» **DIRECTION**:
Lay out every line of the records below as a JSON list of strings, one string per line, leaving out any blank lines.

» **WORKING DATA**:

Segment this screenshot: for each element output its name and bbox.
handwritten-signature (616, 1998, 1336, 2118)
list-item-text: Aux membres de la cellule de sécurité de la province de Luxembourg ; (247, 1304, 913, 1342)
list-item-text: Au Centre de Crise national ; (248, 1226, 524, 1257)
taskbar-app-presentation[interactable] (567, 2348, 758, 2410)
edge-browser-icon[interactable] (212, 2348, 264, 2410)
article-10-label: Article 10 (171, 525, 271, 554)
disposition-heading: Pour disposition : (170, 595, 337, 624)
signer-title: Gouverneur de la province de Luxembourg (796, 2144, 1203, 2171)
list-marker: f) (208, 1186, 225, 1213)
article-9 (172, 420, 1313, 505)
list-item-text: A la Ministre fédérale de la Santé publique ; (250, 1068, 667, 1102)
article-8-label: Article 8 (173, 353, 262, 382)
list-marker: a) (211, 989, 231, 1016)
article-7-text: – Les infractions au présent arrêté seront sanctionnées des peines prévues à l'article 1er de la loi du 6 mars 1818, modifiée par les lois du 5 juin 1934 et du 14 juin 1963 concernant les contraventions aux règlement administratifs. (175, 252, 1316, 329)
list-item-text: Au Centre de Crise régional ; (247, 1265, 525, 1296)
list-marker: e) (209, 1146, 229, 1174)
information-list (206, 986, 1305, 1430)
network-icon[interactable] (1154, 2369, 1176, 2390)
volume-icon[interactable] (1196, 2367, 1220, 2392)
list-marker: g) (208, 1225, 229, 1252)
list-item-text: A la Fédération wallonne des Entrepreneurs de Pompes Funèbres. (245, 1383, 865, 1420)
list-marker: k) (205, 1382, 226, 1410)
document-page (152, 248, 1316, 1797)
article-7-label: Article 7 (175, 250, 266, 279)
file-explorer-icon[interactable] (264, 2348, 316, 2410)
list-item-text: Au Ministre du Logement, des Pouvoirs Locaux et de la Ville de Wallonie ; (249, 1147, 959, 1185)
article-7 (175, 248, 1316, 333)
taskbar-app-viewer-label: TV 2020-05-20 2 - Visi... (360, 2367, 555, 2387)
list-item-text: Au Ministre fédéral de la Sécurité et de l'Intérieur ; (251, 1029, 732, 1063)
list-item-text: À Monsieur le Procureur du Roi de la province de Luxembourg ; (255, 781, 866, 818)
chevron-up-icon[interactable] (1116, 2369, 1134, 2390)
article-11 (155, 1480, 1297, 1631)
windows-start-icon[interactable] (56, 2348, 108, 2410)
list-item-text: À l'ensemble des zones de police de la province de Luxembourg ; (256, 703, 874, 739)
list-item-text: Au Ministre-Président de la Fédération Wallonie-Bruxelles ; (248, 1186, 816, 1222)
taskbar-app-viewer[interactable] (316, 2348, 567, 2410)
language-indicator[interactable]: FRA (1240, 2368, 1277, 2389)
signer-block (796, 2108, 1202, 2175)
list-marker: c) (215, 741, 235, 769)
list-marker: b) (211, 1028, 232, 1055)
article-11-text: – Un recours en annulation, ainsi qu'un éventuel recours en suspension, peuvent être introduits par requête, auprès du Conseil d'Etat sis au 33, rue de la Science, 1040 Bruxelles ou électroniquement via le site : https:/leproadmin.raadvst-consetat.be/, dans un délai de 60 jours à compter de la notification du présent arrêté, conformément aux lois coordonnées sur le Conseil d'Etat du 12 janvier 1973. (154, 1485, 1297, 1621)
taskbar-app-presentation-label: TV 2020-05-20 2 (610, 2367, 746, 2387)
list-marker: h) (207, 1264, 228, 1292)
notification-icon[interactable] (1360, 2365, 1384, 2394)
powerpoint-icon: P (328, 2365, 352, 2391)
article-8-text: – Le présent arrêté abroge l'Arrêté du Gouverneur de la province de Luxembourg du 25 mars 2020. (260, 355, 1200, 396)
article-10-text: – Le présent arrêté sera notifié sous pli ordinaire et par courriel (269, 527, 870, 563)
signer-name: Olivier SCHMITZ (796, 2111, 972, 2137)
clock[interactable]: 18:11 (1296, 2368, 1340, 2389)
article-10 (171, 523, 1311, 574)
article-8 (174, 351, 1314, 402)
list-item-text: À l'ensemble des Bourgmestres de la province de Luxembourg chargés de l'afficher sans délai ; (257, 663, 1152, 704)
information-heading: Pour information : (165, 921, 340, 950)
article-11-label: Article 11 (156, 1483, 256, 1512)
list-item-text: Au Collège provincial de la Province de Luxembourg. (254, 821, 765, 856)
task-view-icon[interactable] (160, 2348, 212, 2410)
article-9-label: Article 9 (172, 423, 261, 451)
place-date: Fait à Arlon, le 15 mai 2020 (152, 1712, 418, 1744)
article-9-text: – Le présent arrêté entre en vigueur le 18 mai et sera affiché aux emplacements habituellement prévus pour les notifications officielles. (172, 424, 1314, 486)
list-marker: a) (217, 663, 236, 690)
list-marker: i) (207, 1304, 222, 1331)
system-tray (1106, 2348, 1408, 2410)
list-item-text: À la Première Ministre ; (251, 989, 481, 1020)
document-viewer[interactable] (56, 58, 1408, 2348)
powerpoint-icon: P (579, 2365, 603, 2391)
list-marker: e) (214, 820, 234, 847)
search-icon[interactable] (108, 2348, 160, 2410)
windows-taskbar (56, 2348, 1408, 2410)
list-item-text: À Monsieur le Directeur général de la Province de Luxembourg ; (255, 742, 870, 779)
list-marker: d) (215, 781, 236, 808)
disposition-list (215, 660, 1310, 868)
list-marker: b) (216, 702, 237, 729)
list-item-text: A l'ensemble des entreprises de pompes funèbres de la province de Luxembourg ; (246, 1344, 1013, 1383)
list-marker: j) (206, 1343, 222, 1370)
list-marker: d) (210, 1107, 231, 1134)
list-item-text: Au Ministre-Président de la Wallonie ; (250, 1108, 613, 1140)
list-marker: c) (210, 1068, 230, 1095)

» **TASK RESULT**:
[
  "Segment this screenshot: for each element output its name and bbox.",
  "handwritten-signature (616, 1998, 1336, 2118)",
  "list-item-text: Aux membres de la cellule de sécurité de la province de Luxembourg ; (247, 1304, 913, 1342)",
  "list-item-text: Au Centre de Crise national ; (248, 1226, 524, 1257)",
  "taskbar-app-presentation[interactable] (567, 2348, 758, 2410)",
  "edge-browser-icon[interactable] (212, 2348, 264, 2410)",
  "article-10-label: Article 10 (171, 525, 271, 554)",
  "disposition-heading: Pour disposition : (170, 595, 337, 624)",
  "signer-title: Gouverneur de la province de Luxembourg (796, 2144, 1203, 2171)",
  "list-marker: f) (208, 1186, 225, 1213)",
  "article-9 (172, 420, 1313, 505)",
  "list-item-text: A la Ministre fédérale de la Santé publique ; (250, 1068, 667, 1102)",
  "article-8-label: Article 8 (173, 353, 262, 382)",
  "list-marker: a) (211, 989, 231, 1016)",
  "article-7-text: – Les infractions au présent arrêté seront sanctionnées des peines prévues à l'article 1er de la loi du 6 mars 1818, modifiée par les lois du 5 juin 1934 et du 14 juin 1963 concernant les contraventions aux règlement administratifs. (175, 252, 1316, 329)",
  "list-item-text: Au Centre de Crise régional ; (247, 1265, 525, 1296)",
  "list-marker: e) (209, 1146, 229, 1174)",
  "information-list (206, 986, 1305, 1430)",
  "network-icon[interactable] (1154, 2369, 1176, 2390)",
  "volume-icon[interactable] (1196, 2367, 1220, 2392)",
  "list-marker: g) (208, 1225, 229, 1252)",
  "list-item-text: A la Fédération wallonne des Entrepreneurs de Pompes Funèbres. (245, 1383, 865, 1420)",
  "list-marker: k) (205, 1382, 226, 1410)",
  "document-page (152, 248, 1316, 1797)",
  "article-7-label: Article 7 (175, 250, 266, 279)",
  "file-explorer-icon[interactable] (264, 2348, 316, 2410)",
  "list-item-text: Au Ministre du Logement, des Pouvoirs Locaux et de la Ville de Wallonie ; (249, 1147, 959, 1185)",
  "article-7 (175, 248, 1316, 333)",
  "taskbar-app-viewer-label: TV 2020-05-20 2 - Visi... (360, 2367, 555, 2387)",
  "list-item-text: Au Ministre fédéral de la Sécurité et de l'Intérieur ; (251, 1029, 732, 1063)",
  "list-item-text: À Monsieur le Procureur du Roi de la province de Luxembourg ; (255, 781, 866, 818)",
  "chevron-up-icon[interactable] (1116, 2369, 1134, 2390)",
  "article-11 (155, 1480, 1297, 1631)",
  "windows-start-icon[interactable] (56, 2348, 108, 2410)",
  "list-item-text: À l'ensemble des zones de police de la province de Luxembourg ; (256, 703, 874, 739)",
  "list-item-text: Au Ministre-Président de la Fédération Wallonie-Bruxelles ; (248, 1186, 816, 1222)",
  "taskbar-app-viewer[interactable] (316, 2348, 567, 2410)",
  "language-indicator[interactable]: FRA (1240, 2368, 1277, 2389)",
  "signer-block (796, 2108, 1202, 2175)",
  "list-marker: c) (215, 741, 235, 769)",
  "list-marker: b) (211, 1028, 232, 1055)",
  "article-11-text: – Un recours en annulation, ainsi qu'un éventuel recours en suspension, peuvent être introduits par requête, auprès du Conseil d'Etat sis au 33, rue de la Science, 1040 Bruxelles ou électroniquement via le site : https:/leproadmin.raadvst-consetat.be/, dans un délai de 60 jours à compter de la notification du présent arrêté, conformément aux lois coordonnées sur le Conseil d'Etat du 12 janvier 1973. (154, 1485, 1297, 1621)",
  "taskbar-app-presentation-label: TV 2020-05-20 2 (610, 2367, 746, 2387)",
  "list-marker: h) (207, 1264, 228, 1292)",
  "notification-icon[interactable] (1360, 2365, 1384, 2394)",
  "powerpoint-icon: P (328, 2365, 352, 2391)",
  "article-8-text: – Le présent arrêté abroge l'Arrêté du Gouverneur de la province de Luxembourg du 25 mars 2020. (260, 355, 1200, 396)",
  "article-10-text: – Le présent arrêté sera notifié sous pli ordinaire et par courriel (269, 527, 870, 563)",
  "signer-name: Olivier SCHMITZ (796, 2111, 972, 2137)",
  "clock[interactable]: 18:11 (1296, 2368, 1340, 2389)",
  "article-10 (171, 523, 1311, 574)",
  "article-8 (174, 351, 1314, 402)",
  "list-item-text: À l'ensemble des Bourgmestres de la province de Luxembourg chargés de l'afficher sans délai ; (257, 663, 1152, 704)",
  "information-heading: Pour information : (165, 921, 340, 950)",
  "article-11-label: Article 11 (156, 1483, 256, 1512)",
  "list-item-text: Au Collège provincial de la Province de Luxembourg. (254, 821, 765, 856)",
  "task-view-icon[interactable] (160, 2348, 212, 2410)",
  "article-9-label: Article 9 (172, 423, 261, 451)",
  "place-date: Fait à Arlon, le 15 mai 2020 (152, 1712, 418, 1744)",
  "article-9-text: – Le présent arrêté entre en vigueur le 18 mai et sera affiché aux emplacements habituellement prévus pour les notifications officielles. (172, 424, 1314, 486)",
  "list-marker: a) (217, 663, 236, 690)",
  "list-marker: i) (207, 1304, 222, 1331)",
  "system-tray (1106, 2348, 1408, 2410)",
  "list-item-text: À la Première Ministre ; (251, 989, 481, 1020)",
  "document-viewer[interactable] (56, 58, 1408, 2348)",
  "powerpoint-icon: P (579, 2365, 603, 2391)",
  "list-marker: e) (214, 820, 234, 847)",
  "search-icon[interactable] (108, 2348, 160, 2410)",
  "windows-taskbar (56, 2348, 1408, 2410)",
  "list-item-text: À Monsieur le Directeur général de la Province de Luxembourg ; (255, 742, 870, 779)",
  "list-marker: d) (215, 781, 236, 808)",
  "disposition-list (215, 660, 1310, 868)",
  "list-marker: b) (216, 702, 237, 729)",
  "list-item-text: A l'ensemble des entreprises de pompes funèbres de la province de Luxembourg ; (246, 1344, 1013, 1383)",
  "list-marker: j) (206, 1343, 222, 1370)",
  "list-marker: d) (210, 1107, 231, 1134)",
  "list-item-text: Au Ministre-Président de la Wallonie ; (250, 1108, 613, 1140)",
  "list-marker: c) (210, 1068, 230, 1095)"
]